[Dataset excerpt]
++++++++++

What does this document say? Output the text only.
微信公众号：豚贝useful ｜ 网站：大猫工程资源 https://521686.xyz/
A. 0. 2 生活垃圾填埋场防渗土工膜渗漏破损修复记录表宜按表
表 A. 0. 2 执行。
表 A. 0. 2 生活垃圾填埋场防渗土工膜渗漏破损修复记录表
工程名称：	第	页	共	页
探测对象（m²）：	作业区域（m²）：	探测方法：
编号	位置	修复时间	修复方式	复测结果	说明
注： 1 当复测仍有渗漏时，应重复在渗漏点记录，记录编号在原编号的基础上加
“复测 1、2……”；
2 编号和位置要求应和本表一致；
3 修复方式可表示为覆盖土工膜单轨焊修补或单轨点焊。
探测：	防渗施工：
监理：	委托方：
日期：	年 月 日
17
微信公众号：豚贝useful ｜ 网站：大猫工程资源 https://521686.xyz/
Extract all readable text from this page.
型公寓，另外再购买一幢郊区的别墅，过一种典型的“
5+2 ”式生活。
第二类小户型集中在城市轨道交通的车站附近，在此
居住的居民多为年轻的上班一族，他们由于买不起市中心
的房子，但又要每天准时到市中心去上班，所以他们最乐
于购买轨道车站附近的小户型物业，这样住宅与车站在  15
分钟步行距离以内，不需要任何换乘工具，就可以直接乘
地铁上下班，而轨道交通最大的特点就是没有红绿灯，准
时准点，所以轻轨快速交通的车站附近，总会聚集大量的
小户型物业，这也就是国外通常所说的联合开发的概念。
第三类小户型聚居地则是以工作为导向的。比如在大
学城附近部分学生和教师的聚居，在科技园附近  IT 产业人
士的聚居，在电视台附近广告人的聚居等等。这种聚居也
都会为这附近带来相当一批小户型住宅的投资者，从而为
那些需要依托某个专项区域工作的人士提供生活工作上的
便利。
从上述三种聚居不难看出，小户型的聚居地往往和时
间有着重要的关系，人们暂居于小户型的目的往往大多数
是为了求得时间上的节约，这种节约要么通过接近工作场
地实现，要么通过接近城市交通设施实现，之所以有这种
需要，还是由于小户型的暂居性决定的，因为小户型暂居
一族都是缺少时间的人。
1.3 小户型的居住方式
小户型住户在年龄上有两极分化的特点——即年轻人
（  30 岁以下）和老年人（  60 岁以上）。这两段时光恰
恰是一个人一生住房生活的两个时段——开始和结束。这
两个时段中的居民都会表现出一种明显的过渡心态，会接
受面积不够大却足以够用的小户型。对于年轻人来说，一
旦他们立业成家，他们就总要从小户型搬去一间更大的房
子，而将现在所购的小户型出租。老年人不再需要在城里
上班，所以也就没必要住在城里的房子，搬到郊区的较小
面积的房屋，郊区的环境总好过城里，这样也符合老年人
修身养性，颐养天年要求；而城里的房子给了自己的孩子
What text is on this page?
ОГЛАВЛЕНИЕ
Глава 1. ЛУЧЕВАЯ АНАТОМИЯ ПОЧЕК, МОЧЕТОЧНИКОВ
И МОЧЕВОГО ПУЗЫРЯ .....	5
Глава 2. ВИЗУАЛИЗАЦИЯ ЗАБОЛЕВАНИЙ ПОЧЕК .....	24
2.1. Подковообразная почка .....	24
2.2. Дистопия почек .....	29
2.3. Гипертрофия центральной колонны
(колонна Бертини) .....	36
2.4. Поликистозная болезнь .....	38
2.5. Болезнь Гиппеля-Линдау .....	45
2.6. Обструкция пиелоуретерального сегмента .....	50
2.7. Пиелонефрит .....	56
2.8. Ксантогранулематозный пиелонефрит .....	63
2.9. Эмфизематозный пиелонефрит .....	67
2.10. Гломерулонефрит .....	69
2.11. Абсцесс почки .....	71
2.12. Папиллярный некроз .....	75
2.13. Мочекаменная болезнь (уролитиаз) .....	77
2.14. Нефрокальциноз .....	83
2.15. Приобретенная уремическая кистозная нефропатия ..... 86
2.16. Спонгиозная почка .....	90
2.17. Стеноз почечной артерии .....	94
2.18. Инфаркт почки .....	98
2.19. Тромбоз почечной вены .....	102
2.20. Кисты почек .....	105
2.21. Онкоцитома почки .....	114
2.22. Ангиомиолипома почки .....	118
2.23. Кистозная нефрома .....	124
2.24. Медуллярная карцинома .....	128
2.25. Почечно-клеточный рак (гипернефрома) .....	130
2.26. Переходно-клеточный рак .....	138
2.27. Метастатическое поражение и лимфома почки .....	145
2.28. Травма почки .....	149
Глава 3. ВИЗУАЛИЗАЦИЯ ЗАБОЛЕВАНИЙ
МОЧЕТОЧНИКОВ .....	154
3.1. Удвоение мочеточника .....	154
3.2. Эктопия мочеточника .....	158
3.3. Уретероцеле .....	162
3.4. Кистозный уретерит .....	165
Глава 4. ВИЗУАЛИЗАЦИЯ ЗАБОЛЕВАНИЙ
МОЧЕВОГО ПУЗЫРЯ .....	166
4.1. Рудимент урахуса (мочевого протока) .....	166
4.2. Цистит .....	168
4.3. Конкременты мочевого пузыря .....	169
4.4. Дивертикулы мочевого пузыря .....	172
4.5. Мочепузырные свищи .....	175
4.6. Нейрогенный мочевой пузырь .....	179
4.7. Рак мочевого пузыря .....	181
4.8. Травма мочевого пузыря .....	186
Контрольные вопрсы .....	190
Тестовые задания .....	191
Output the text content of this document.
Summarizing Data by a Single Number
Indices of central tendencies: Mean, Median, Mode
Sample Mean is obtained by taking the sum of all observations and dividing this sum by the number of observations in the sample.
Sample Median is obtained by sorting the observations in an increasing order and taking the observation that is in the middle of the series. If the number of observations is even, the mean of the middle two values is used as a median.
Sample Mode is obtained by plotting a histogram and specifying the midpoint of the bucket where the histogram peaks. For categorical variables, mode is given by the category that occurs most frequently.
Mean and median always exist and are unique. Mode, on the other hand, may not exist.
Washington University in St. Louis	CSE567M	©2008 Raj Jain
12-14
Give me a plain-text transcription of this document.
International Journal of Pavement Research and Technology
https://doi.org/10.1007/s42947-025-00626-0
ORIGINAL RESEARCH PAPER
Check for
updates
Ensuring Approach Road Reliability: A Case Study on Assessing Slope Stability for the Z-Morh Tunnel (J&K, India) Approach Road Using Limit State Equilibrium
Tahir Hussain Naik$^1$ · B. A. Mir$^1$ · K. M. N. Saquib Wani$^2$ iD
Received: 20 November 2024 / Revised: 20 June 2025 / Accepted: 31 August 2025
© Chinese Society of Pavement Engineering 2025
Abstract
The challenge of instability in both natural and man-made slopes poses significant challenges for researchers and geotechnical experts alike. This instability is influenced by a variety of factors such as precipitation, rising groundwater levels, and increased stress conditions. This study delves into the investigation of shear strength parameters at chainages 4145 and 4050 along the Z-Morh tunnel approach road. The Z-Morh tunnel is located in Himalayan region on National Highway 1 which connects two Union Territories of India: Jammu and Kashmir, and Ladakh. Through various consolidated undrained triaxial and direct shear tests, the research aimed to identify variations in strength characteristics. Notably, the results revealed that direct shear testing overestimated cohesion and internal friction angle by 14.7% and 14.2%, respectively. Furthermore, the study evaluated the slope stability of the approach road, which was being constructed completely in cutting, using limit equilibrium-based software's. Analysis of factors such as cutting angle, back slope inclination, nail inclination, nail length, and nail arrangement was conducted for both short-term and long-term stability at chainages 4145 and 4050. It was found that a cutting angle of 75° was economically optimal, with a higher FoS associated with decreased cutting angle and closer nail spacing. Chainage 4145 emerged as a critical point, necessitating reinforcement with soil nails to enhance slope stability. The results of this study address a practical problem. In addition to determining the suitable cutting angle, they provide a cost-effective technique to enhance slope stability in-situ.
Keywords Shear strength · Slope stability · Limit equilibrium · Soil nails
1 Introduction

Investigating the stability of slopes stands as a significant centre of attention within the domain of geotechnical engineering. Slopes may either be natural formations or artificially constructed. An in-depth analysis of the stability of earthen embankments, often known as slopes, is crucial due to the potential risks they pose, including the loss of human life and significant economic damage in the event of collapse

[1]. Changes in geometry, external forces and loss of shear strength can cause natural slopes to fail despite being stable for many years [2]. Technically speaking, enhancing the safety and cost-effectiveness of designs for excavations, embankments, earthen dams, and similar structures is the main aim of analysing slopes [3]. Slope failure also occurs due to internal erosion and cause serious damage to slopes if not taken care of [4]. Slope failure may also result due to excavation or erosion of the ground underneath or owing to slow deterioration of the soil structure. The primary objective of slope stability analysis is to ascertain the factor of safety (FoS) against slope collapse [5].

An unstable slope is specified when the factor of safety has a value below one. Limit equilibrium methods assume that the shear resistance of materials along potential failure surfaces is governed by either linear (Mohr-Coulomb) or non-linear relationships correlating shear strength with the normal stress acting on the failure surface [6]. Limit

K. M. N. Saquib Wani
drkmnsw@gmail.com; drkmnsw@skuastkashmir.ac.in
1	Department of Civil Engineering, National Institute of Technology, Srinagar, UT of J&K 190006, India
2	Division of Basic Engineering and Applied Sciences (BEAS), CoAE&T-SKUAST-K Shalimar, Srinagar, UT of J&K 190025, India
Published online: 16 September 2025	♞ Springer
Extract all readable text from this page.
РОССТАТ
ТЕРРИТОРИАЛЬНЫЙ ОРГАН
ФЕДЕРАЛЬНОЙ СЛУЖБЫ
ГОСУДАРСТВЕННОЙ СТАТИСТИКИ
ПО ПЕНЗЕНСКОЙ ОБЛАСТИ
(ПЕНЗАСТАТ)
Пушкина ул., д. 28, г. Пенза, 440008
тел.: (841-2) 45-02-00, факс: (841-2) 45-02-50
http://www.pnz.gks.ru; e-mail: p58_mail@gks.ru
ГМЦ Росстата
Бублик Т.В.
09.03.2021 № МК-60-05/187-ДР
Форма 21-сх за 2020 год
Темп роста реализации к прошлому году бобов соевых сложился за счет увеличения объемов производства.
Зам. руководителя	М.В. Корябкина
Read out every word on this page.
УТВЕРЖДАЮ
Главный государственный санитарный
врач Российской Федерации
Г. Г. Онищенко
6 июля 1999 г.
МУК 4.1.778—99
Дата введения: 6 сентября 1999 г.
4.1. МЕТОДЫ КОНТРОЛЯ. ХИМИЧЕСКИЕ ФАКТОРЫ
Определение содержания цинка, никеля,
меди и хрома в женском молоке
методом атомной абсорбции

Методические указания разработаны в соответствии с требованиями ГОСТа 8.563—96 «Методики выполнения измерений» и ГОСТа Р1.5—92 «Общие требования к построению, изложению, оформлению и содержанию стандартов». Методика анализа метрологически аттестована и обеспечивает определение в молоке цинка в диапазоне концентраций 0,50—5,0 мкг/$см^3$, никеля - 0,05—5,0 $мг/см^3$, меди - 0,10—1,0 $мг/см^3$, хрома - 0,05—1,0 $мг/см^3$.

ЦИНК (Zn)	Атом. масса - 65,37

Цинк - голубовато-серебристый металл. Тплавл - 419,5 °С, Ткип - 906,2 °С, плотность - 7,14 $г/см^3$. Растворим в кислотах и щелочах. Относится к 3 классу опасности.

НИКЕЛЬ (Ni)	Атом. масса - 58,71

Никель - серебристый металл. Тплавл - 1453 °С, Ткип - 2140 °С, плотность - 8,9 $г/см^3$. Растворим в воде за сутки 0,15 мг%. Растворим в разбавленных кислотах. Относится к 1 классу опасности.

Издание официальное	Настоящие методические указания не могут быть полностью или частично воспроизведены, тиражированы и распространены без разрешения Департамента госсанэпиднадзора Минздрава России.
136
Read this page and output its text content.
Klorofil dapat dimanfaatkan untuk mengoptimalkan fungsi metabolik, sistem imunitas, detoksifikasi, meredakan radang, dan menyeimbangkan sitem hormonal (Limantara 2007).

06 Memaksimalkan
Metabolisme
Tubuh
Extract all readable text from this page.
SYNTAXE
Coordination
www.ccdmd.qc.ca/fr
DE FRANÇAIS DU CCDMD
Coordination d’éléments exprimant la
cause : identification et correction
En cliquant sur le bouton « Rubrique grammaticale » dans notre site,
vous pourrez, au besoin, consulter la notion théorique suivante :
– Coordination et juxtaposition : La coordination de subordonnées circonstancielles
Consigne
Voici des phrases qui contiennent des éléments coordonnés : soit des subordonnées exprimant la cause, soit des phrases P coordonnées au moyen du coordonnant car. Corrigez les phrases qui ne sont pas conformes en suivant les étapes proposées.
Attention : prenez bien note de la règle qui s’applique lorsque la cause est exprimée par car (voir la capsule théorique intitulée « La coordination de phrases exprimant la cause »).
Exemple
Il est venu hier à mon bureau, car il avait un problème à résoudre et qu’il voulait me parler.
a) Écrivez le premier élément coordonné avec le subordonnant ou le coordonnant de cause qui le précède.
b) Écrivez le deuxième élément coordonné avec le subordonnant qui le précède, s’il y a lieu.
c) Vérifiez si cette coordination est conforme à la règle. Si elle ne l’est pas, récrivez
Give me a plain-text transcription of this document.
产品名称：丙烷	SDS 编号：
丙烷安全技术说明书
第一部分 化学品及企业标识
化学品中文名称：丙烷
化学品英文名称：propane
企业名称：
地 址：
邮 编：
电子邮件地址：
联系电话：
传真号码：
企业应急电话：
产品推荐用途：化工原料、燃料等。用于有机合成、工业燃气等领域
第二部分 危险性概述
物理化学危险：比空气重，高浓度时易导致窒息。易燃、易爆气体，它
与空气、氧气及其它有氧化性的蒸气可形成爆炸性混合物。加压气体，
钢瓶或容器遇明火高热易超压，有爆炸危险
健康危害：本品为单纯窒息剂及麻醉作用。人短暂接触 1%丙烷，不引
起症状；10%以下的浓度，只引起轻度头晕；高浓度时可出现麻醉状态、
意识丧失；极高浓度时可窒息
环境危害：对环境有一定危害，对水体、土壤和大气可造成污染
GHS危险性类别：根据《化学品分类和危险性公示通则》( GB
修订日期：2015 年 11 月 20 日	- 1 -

++++++++++

* SHORT TASK
From the entries above, list each line with "subordonnées" in it.

* RESPONSE FOR THIS EXERCISE
– Coordination et juxtaposition : La coordination de subordonnées circonstancielles
Voici des phrases qui contiennent des éléments coordonnés : soit des subordonnées exprimant la cause, soit des phrases P coordonnées au moyen du coordonnant car. Corrigez les phrases qui ne sont pas conformes en suivant les étapes proposées.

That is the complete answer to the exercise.